- **EXERCISE DESCRIPTION**
Without the pictures, copy all the entries below exactly.

- **EXERCISE MATERIAL**
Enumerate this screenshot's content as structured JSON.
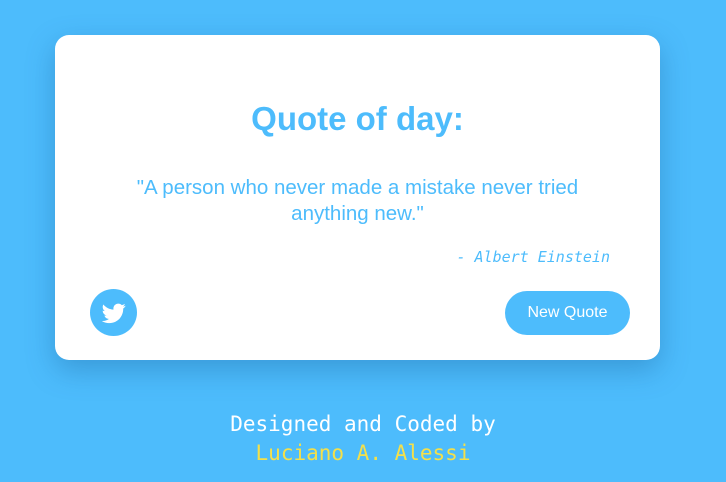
{
  "card": {
    "title": "Quote of day:",
    "quote": "\"A person who never made a mistake never tried anything new.\"",
    "author": "- Albert Einstein",
    "twitter_icon": "twitter-bird-icon",
    "new_quote_label": "New Quote"
  },
  "footer": {
    "designed_by": "Designed and Coded by",
    "author_name": "Luciano A. Alessi"
  },
  "colors": {
    "background": "#4dbcfc",
    "accent": "#4dbcfc",
    "card": "#ffffff",
    "footer_text": "#ffffff",
    "footer_name": "#f4e04a"
  }
}
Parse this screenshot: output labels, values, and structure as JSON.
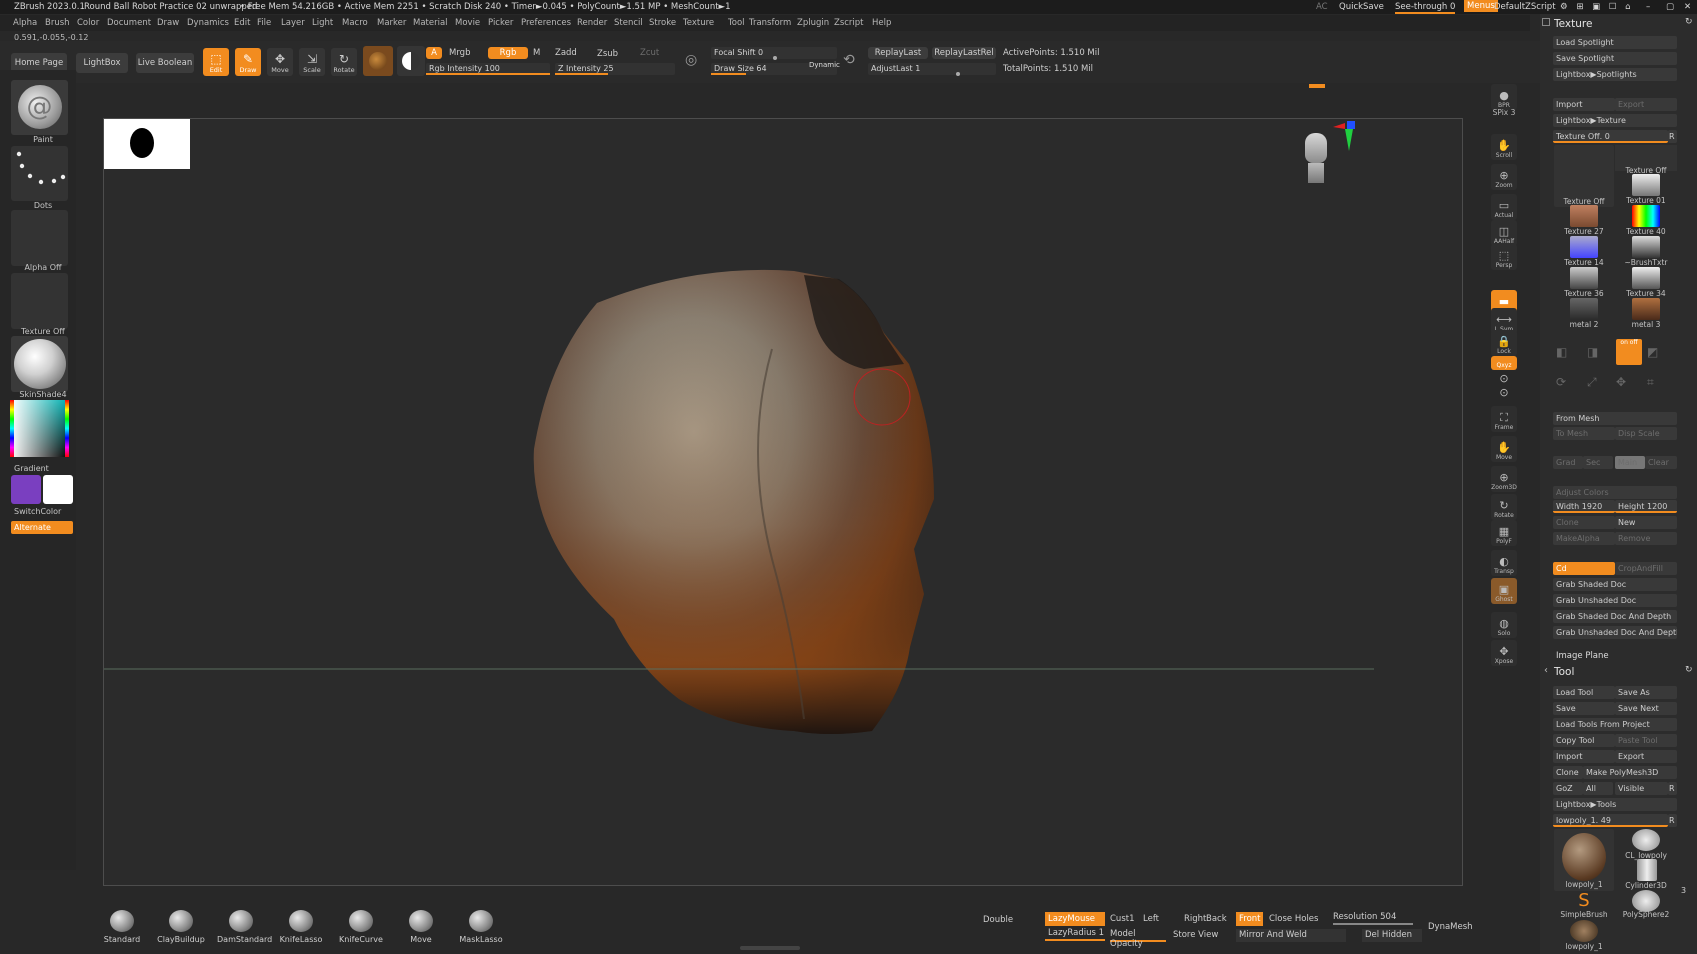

- **FINISHED TASK**
Enumerate this screenshot's content as structured JSON.
{
  "card": {
    "title": "Quote of day:",
    "quote": "\"A person who never made a mistake never tried anything new.\"",
    "author": "- Albert Einstein",
    "twitter_icon": "twitter-bird-icon",
    "new_quote_label": "New Quote"
  },
  "footer": {
    "designed_by": "Designed and Coded by",
    "author_name": "Luciano A. Alessi"
  },
  "colors": {
    "background": "#4dbcfc",
    "accent": "#4dbcfc",
    "card": "#ffffff",
    "footer_text": "#ffffff",
    "footer_name": "#f4e04a"
  }
}
Parse this screenshot: output labels, values, and structure as JSON.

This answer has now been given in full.